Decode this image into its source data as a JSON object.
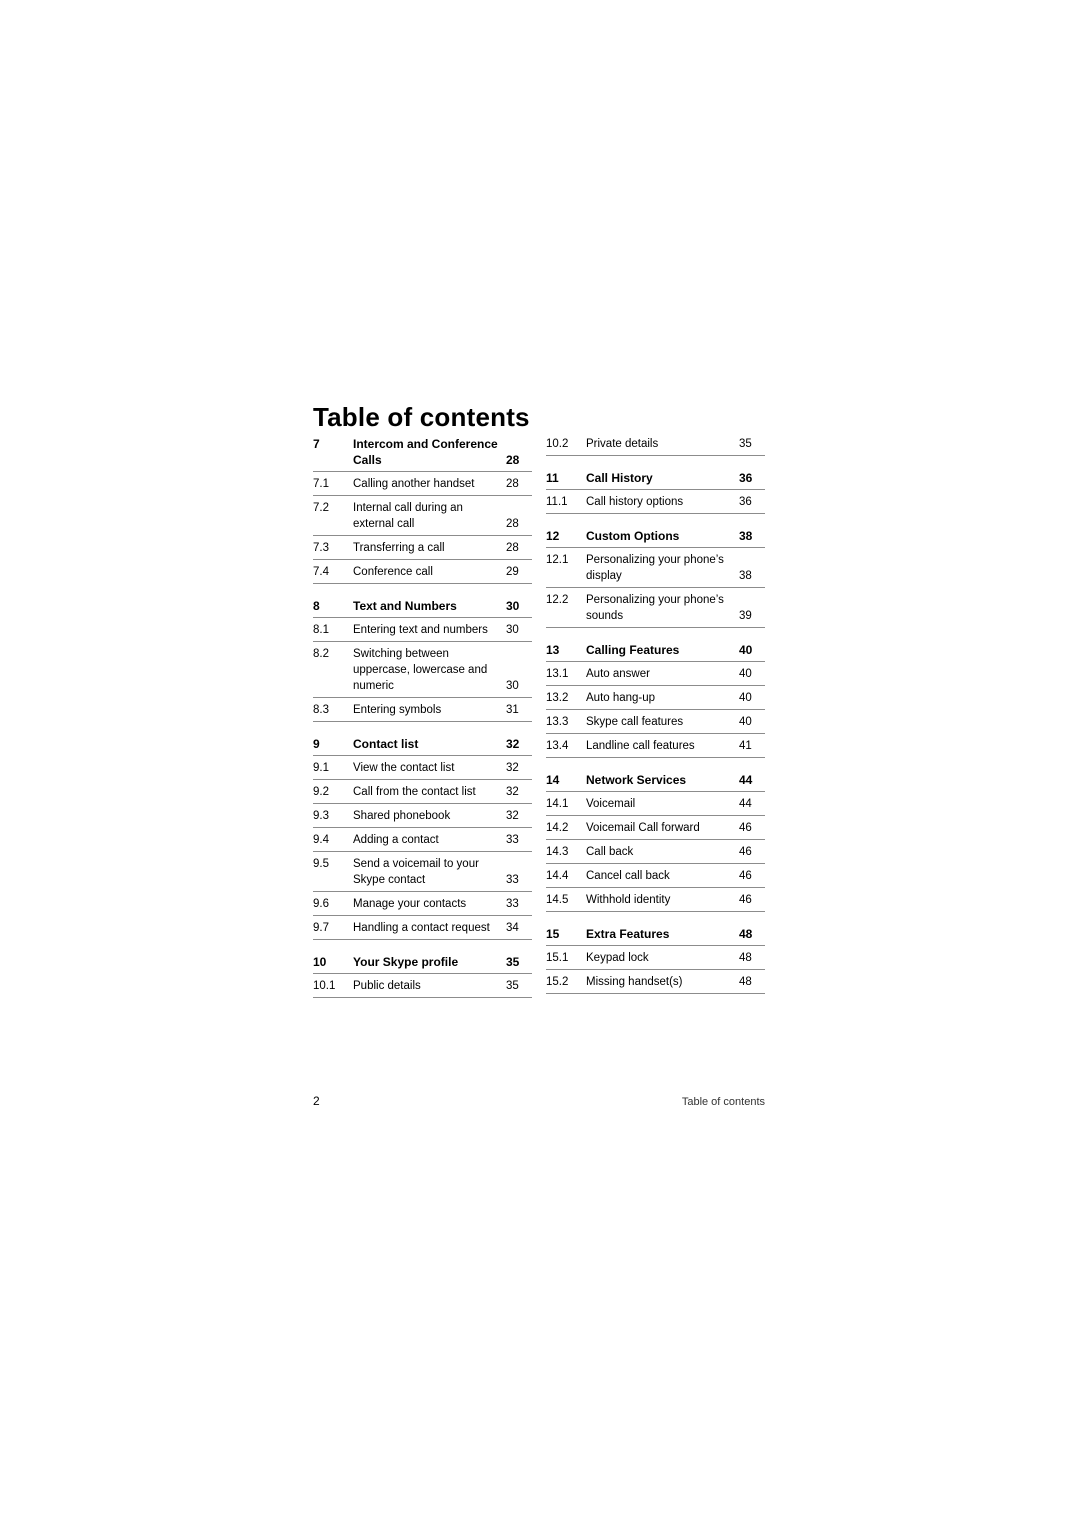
{
  "document": {
    "title": "Table of contents",
    "footer_page_number": "2",
    "footer_text": "Table of contents"
  },
  "left_column": [
    {
      "num": "7",
      "label": "Intercom and Conference Calls",
      "page": "28",
      "type": "section",
      "two_line": true
    },
    {
      "num": "7.1",
      "label": "Calling another handset",
      "page": "28",
      "type": "entry"
    },
    {
      "num": "7.2",
      "label": "Internal call during an external call",
      "page": "28",
      "type": "entry",
      "two_line": true
    },
    {
      "num": "7.3",
      "label": "Transferring a call",
      "page": "28",
      "type": "entry"
    },
    {
      "num": "7.4",
      "label": "Conference call",
      "page": "29",
      "type": "entry"
    },
    {
      "num": "8",
      "label": "Text and Numbers",
      "page": "30",
      "type": "section",
      "spacer_before": true
    },
    {
      "num": "8.1",
      "label": "Entering text and numbers",
      "page": "30",
      "type": "entry"
    },
    {
      "num": "8.2",
      "label": "Switching between uppercase, lowercase and numeric",
      "page": "30",
      "type": "entry",
      "two_line": true
    },
    {
      "num": "8.3",
      "label": "Entering symbols",
      "page": "31",
      "type": "entry"
    },
    {
      "num": "9",
      "label": "Contact list",
      "page": "32",
      "type": "section",
      "spacer_before": true
    },
    {
      "num": "9.1",
      "label": "View the contact list",
      "page": "32",
      "type": "entry"
    },
    {
      "num": "9.2",
      "label": "Call from the contact list",
      "page": "32",
      "type": "entry"
    },
    {
      "num": "9.3",
      "label": "Shared phonebook",
      "page": "32",
      "type": "entry"
    },
    {
      "num": "9.4",
      "label": "Adding a contact",
      "page": "33",
      "type": "entry"
    },
    {
      "num": "9.5",
      "label": "Send a voicemail to your Skype contact",
      "page": "33",
      "type": "entry",
      "two_line": true
    },
    {
      "num": "9.6",
      "label": "Manage your contacts",
      "page": "33",
      "type": "entry"
    },
    {
      "num": "9.7",
      "label": "Handling a contact request",
      "page": "34",
      "type": "entry"
    },
    {
      "num": "10",
      "label": "Your Skype profile",
      "page": "35",
      "type": "section",
      "spacer_before": true
    },
    {
      "num": "10.1",
      "label": "Public details",
      "page": "35",
      "type": "entry"
    }
  ],
  "right_column": [
    {
      "num": "10.2",
      "label": "Private details",
      "page": "35",
      "type": "entry"
    },
    {
      "num": "11",
      "label": "Call History",
      "page": "36",
      "type": "section",
      "spacer_before": true
    },
    {
      "num": "11.1",
      "label": "Call history options",
      "page": "36",
      "type": "entry"
    },
    {
      "num": "12",
      "label": "Custom Options",
      "page": "38",
      "type": "section",
      "spacer_before": true
    },
    {
      "num": "12.1",
      "label": "Personalizing your phone’s display",
      "page": "38",
      "type": "entry",
      "two_line": true
    },
    {
      "num": "12.2",
      "label": "Personalizing your phone’s sounds",
      "page": "39",
      "type": "entry",
      "two_line": true
    },
    {
      "num": "13",
      "label": "Calling Features",
      "page": "40",
      "type": "section",
      "spacer_before": true
    },
    {
      "num": "13.1",
      "label": "Auto answer",
      "page": "40",
      "type": "entry"
    },
    {
      "num": "13.2",
      "label": "Auto hang-up",
      "page": "40",
      "type": "entry"
    },
    {
      "num": "13.3",
      "label": "Skype call features",
      "page": "40",
      "type": "entry"
    },
    {
      "num": "13.4",
      "label": "Landline call features",
      "page": "41",
      "type": "entry"
    },
    {
      "num": "14",
      "label": "Network Services",
      "page": "44",
      "type": "section",
      "spacer_before": true
    },
    {
      "num": "14.1",
      "label": "Voicemail",
      "page": "44",
      "type": "entry"
    },
    {
      "num": "14.2",
      "label": "Voicemail Call forward",
      "page": "46",
      "type": "entry"
    },
    {
      "num": "14.3",
      "label": "Call back",
      "page": "46",
      "type": "entry"
    },
    {
      "num": "14.4",
      "label": "Cancel call back",
      "page": "46",
      "type": "entry"
    },
    {
      "num": "14.5",
      "label": "Withhold identity",
      "page": "46",
      "type": "entry"
    },
    {
      "num": "15",
      "label": "Extra Features",
      "page": "48",
      "type": "section",
      "spacer_before": true
    },
    {
      "num": "15.1",
      "label": "Keypad lock",
      "page": "48",
      "type": "entry"
    },
    {
      "num": "15.2",
      "label": "Missing handset(s)",
      "page": "48",
      "type": "entry"
    }
  ]
}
※ ※ ※
EXERCISE AIM
Working from the listing above, pick out every line that has "Table" and copy it.

FULL SOLUTION
    "title": "Table of contents",
    "footer_text": "Table of contents"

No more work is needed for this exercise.